| Stated task |
Repeat, exactly and completely, the material that follows. Omit the pictures.

···

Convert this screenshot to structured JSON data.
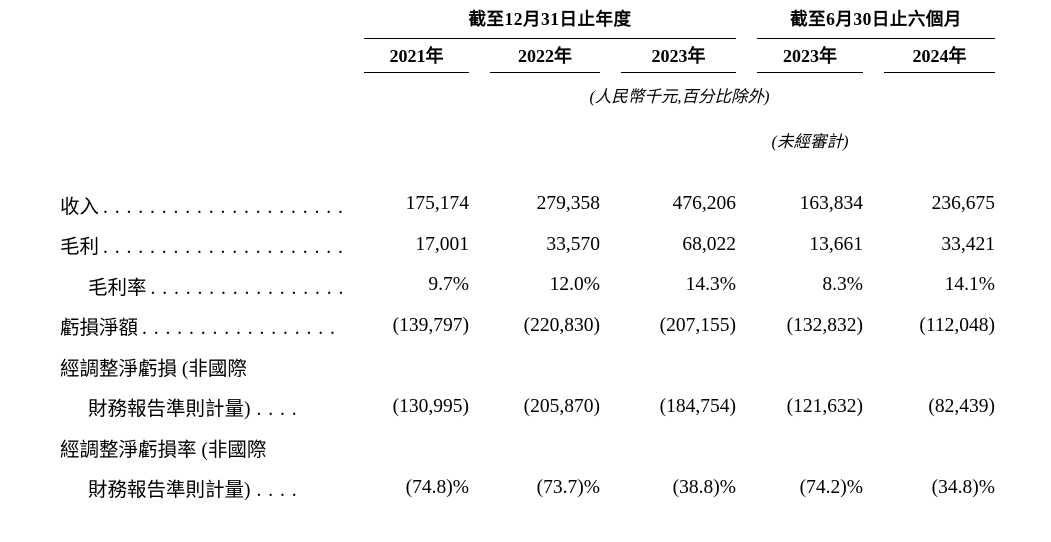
{
  "document": {
    "background": "#ffffff",
    "text_color": "#000000"
  },
  "table": {
    "column_groups": {
      "annual": "截至12月31日止年度",
      "interim": "截至6月30日止六個月"
    },
    "year_headers": [
      "2021年",
      "2022年",
      "2023年",
      "2023年",
      "2024年"
    ],
    "unit_note": "(人民幣千元,百分比除外)",
    "unaudited_note": "(未經審計)",
    "leader_long": ". . . . . . . . . . . . . . . . . . . . . . . . . . . . . . . . . . . . . . . .",
    "rows": [
      {
        "label": "收入",
        "dots": ". . . . . . . . . . . . . . . . . . . . . . . . . . . . . . . . . . . . . . . .",
        "values": [
          "175,174",
          "279,358",
          "476,206",
          "163,834",
          "236,675"
        ]
      },
      {
        "label": "毛利",
        "dots": ". . . . . . . . . . . . . . . . . . . . . . . . . . . . . . . . . . . . . . . .",
        "values": [
          "17,001",
          "33,570",
          "68,022",
          "13,661",
          "33,421"
        ]
      },
      {
        "label": "毛利率",
        "dots": ". . . . . . . . . . . . . . . . . . . . . . . . . . . . . . . . . . . . . . . .",
        "values": [
          "9.7%",
          "12.0%",
          "14.3%",
          "8.3%",
          "14.1%"
        ]
      },
      {
        "label": "虧損淨額",
        "dots": ". . . . . . . . . . . . . . . . . . . . . . . . . . . . . . . . . . . . . . . .",
        "values": [
          "(139,797)",
          "(220,830)",
          "(207,155)",
          "(132,832)",
          "(112,048)"
        ]
      },
      {
        "label": "經調整淨虧損 (非國際",
        "dots": "",
        "values": [
          "",
          "",
          "",
          "",
          ""
        ]
      },
      {
        "label": "財務報告準則計量)",
        "dots": ". . . .",
        "values": [
          "(130,995)",
          "(205,870)",
          "(184,754)",
          "(121,632)",
          "(82,439)"
        ]
      },
      {
        "label": "經調整淨虧損率 (非國際",
        "dots": "",
        "values": [
          "",
          "",
          "",
          "",
          ""
        ]
      },
      {
        "label": "財務報告準則計量)",
        "dots": ". . . .",
        "values": [
          "(74.8)%",
          "(73.7)%",
          "(38.8)%",
          "(74.2)%",
          "(34.8)%"
        ]
      }
    ]
  }
}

···

| Answer for this exercise |
Convert this screenshot to structured JSON data.
{
  "document": {
    "background": "#ffffff",
    "text_color": "#000000"
  },
  "table": {
    "column_groups": {
      "annual": "截至12月31日止年度",
      "interim": "截至6月30日止六個月"
    },
    "year_headers": [
      "2021年",
      "2022年",
      "2023年",
      "2023年",
      "2024年"
    ],
    "unit_note": "(人民幣千元,百分比除外)",
    "unaudited_note": "(未經審計)",
    "leader_long": ". . . . . . . . . . . . . . . . . . . . . . . . . . . . . . . . . . . . . . . .",
    "rows": [
      {
        "label": "收入",
        "dots": ". . . . . . . . . . . . . . . . . . . . . . . . . . . . . . . . . . . . . . . .",
        "values": [
          "175,174",
          "279,358",
          "476,206",
          "163,834",
          "236,675"
        ]
      },
      {
        "label": "毛利",
        "dots": ". . . . . . . . . . . . . . . . . . . . . . . . . . . . . . . . . . . . . . . .",
        "values": [
          "17,001",
          "33,570",
          "68,022",
          "13,661",
          "33,421"
        ]
      },
      {
        "label": "毛利率",
        "dots": ". . . . . . . . . . . . . . . . . . . . . . . . . . . . . . . . . . . . . . . .",
        "values": [
          "9.7%",
          "12.0%",
          "14.3%",
          "8.3%",
          "14.1%"
        ]
      },
      {
        "label": "虧損淨額",
        "dots": ". . . . . . . . . . . . . . . . . . . . . . . . . . . . . . . . . . . . . . . .",
        "values": [
          "(139,797)",
          "(220,830)",
          "(207,155)",
          "(132,832)",
          "(112,048)"
        ]
      },
      {
        "label": "經調整淨虧損 (非國際",
        "dots": "",
        "values": [
          "",
          "",
          "",
          "",
          ""
        ]
      },
      {
        "label": "財務報告準則計量)",
        "dots": ". . . .",
        "values": [
          "(130,995)",
          "(205,870)",
          "(184,754)",
          "(121,632)",
          "(82,439)"
        ]
      },
      {
        "label": "經調整淨虧損率 (非國際",
        "dots": "",
        "values": [
          "",
          "",
          "",
          "",
          ""
        ]
      },
      {
        "label": "財務報告準則計量)",
        "dots": ". . . .",
        "values": [
          "(74.8)%",
          "(73.7)%",
          "(38.8)%",
          "(74.2)%",
          "(34.8)%"
        ]
      }
    ]
  }
}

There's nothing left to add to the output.